GIVEN PROBLEM ▸
Beneath this sentence is a set of records; write each of them out exactly.

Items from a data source
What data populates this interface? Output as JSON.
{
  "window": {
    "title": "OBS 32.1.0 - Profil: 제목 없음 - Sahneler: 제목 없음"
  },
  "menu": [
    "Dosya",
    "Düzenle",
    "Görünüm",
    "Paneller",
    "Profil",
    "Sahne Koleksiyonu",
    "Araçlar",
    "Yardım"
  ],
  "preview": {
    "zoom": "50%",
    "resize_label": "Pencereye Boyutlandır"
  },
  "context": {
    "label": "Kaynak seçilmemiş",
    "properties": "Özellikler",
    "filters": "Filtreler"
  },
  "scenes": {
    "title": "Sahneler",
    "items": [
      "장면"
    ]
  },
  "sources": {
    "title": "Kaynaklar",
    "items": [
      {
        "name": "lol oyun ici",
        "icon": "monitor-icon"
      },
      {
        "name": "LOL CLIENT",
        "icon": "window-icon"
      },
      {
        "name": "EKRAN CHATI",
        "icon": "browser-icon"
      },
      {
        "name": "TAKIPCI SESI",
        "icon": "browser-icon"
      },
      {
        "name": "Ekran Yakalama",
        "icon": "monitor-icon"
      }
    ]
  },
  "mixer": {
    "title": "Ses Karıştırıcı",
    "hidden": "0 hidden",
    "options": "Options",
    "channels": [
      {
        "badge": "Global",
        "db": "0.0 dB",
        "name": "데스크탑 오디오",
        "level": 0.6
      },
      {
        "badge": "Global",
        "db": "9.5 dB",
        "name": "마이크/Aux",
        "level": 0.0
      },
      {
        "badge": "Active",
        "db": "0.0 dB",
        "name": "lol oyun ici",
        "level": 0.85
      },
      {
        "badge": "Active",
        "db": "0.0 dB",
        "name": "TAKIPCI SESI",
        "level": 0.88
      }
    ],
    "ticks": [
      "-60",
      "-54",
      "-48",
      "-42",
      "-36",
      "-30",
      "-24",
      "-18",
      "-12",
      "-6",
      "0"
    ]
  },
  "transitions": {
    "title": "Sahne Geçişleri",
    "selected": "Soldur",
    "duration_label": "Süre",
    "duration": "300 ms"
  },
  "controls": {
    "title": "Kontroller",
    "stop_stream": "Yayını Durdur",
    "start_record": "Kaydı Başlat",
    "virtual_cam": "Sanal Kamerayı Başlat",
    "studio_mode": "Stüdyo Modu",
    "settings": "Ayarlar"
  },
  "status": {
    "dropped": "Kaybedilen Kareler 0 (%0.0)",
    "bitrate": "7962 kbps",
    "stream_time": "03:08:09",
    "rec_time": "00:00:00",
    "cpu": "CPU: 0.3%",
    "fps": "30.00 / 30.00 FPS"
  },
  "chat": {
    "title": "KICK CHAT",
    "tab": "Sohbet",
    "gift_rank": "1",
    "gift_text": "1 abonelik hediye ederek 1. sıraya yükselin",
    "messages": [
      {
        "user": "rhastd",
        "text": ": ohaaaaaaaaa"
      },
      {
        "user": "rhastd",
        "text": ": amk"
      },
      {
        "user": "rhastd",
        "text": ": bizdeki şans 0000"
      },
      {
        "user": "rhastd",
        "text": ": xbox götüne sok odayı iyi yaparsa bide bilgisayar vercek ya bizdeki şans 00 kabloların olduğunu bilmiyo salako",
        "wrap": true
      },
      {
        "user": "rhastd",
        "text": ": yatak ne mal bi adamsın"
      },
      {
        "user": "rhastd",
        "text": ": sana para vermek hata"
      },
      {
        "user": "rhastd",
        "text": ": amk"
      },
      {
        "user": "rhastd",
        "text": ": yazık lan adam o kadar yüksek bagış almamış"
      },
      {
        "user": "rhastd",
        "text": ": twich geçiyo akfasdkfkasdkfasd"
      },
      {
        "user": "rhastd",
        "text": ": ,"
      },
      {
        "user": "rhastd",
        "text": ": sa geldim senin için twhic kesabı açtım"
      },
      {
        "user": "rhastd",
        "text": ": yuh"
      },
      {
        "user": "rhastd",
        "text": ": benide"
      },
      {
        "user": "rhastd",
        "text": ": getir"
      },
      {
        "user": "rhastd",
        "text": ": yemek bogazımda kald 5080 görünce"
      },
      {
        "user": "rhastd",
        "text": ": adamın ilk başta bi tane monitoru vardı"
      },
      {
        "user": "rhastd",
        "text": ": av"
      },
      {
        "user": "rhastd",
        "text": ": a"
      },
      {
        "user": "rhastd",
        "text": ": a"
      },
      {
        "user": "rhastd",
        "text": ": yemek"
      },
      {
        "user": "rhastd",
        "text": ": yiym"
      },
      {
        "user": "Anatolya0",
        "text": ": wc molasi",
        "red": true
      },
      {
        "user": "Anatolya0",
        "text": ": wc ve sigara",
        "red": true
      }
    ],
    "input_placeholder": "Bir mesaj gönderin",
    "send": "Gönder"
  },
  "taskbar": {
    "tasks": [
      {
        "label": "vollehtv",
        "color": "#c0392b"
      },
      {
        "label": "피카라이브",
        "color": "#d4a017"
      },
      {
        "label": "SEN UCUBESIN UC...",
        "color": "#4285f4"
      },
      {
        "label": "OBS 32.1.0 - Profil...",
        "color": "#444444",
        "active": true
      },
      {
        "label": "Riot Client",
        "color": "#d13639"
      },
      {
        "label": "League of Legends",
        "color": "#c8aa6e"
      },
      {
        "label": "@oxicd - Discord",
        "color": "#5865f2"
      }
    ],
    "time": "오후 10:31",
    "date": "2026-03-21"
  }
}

WRITTEN ANSWER ▸
What data populates this interface? Output as JSON.
{
  "window": {
    "title": "OBS 32.1.0 - Profil: 제목 없음 - Sahneler: 제목 없음"
  },
  "menu": [
    "Dosya",
    "Düzenle",
    "Görünüm",
    "Paneller",
    "Profil",
    "Sahne Koleksiyonu",
    "Araçlar",
    "Yardım"
  ],
  "preview": {
    "zoom": "50%",
    "resize_label": "Pencereye Boyutlandır"
  },
  "context": {
    "label": "Kaynak seçilmemiş",
    "properties": "Özellikler",
    "filters": "Filtreler"
  },
  "scenes": {
    "title": "Sahneler",
    "items": [
      "장면"
    ]
  },
  "sources": {
    "title": "Kaynaklar",
    "items": [
      {
        "name": "lol oyun ici",
        "icon": "monitor-icon"
      },
      {
        "name": "LOL CLIENT",
        "icon": "window-icon"
      },
      {
        "name": "EKRAN CHATI",
        "icon": "browser-icon"
      },
      {
        "name": "TAKIPCI SESI",
        "icon": "browser-icon"
      },
      {
        "name": "Ekran Yakalama",
        "icon": "monitor-icon"
      }
    ]
  },
  "mixer": {
    "title": "Ses Karıştırıcı",
    "hidden": "0 hidden",
    "options": "Options",
    "channels": [
      {
        "badge": "Global",
        "db": "0.0 dB",
        "name": "데스크탑 오디오",
        "level": 0.6
      },
      {
        "badge": "Global",
        "db": "9.5 dB",
        "name": "마이크/Aux",
        "level": 0.0
      },
      {
        "badge": "Active",
        "db": "0.0 dB",
        "name": "lol oyun ici",
        "level": 0.85
      },
      {
        "badge": "Active",
        "db": "0.0 dB",
        "name": "TAKIPCI SESI",
        "level": 0.88
      }
    ],
    "ticks": [
      "-60",
      "-54",
      "-48",
      "-42",
      "-36",
      "-30",
      "-24",
      "-18",
      "-12",
      "-6",
      "0"
    ]
  },
  "transitions": {
    "title": "Sahne Geçişleri",
    "selected": "Soldur",
    "duration_label": "Süre",
    "duration": "300 ms"
  },
  "controls": {
    "title": "Kontroller",
    "stop_stream": "Yayını Durdur",
    "start_record": "Kaydı Başlat",
    "virtual_cam": "Sanal Kamerayı Başlat",
    "studio_mode": "Stüdyo Modu",
    "settings": "Ayarlar"
  },
  "status": {
    "dropped": "Kaybedilen Kareler 0 (%0.0)",
    "bitrate": "7962 kbps",
    "stream_time": "03:08:09",
    "rec_time": "00:00:00",
    "cpu": "CPU: 0.3%",
    "fps": "30.00 / 30.00 FPS"
  },
  "chat": {
    "title": "KICK CHAT",
    "tab": "Sohbet",
    "gift_rank": "1",
    "gift_text": "1 abonelik hediye ederek 1. sıraya yükselin",
    "messages": [
      {
        "user": "rhastd",
        "text": ": ohaaaaaaaaa"
      },
      {
        "user": "rhastd",
        "text": ": amk"
      },
      {
        "user": "rhastd",
        "text": ": bizdeki şans 0000"
      },
      {
        "user": "rhastd",
        "text": ": xbox götüne sok odayı iyi yaparsa bide bilgisayar vercek ya bizdeki şans 00 kabloların olduğunu bilmiyo salako",
        "wrap": true
      },
      {
        "user": "rhastd",
        "text": ": yatak ne mal bi adamsın"
      },
      {
        "user": "rhastd",
        "text": ": sana para vermek hata"
      },
      {
        "user": "rhastd",
        "text": ": amk"
      },
      {
        "user": "rhastd",
        "text": ": yazık lan adam o kadar yüksek bagış almamış"
      },
      {
        "user": "rhastd",
        "text": ": twich geçiyo akfasdkfkasdkfasd"
      },
      {
        "user": "rhastd",
        "text": ": ,"
      },
      {
        "user": "rhastd",
        "text": ": sa geldim senin için twhic kesabı açtım"
      },
      {
        "user": "rhastd",
        "text": ": yuh"
      },
      {
        "user": "rhastd",
        "text": ": benide"
      },
      {
        "user": "rhastd",
        "text": ": getir"
      },
      {
        "user": "rhastd",
        "text": ": yemek bogazımda kald 5080 görünce"
      },
      {
        "user": "rhastd",
        "text": ": adamın ilk başta bi tane monitoru vardı"
      },
      {
        "user": "rhastd",
        "text": ": av"
      },
      {
        "user": "rhastd",
        "text": ": a"
      },
      {
        "user": "rhastd",
        "text": ": a"
      },
      {
        "user": "rhastd",
        "text": ": yemek"
      },
      {
        "user": "rhastd",
        "text": ": yiym"
      },
      {
        "user": "Anatolya0",
        "text": ": wc molasi",
        "red": true
      },
      {
        "user": "Anatolya0",
        "text": ": wc ve sigara",
        "red": true
      }
    ],
    "input_placeholder": "Bir mesaj gönderin",
    "send": "Gönder"
  },
  "taskbar": {
    "tasks": [
      {
        "label": "vollehtv",
        "color": "#c0392b"
      },
      {
        "label": "피카라이브",
        "color": "#d4a017"
      },
      {
        "label": "SEN UCUBESIN UC...",
        "color": "#4285f4"
      },
      {
        "label": "OBS 32.1.0 - Profil...",
        "color": "#444444",
        "active": true
      },
      {
        "label": "Riot Client",
        "color": "#d13639"
      },
      {
        "label": "League of Legends",
        "color": "#c8aa6e"
      },
      {
        "label": "@oxicd - Discord",
        "color": "#5865f2"
      }
    ],
    "time": "오후 10:31",
    "date": "2026-03-21"
  }
}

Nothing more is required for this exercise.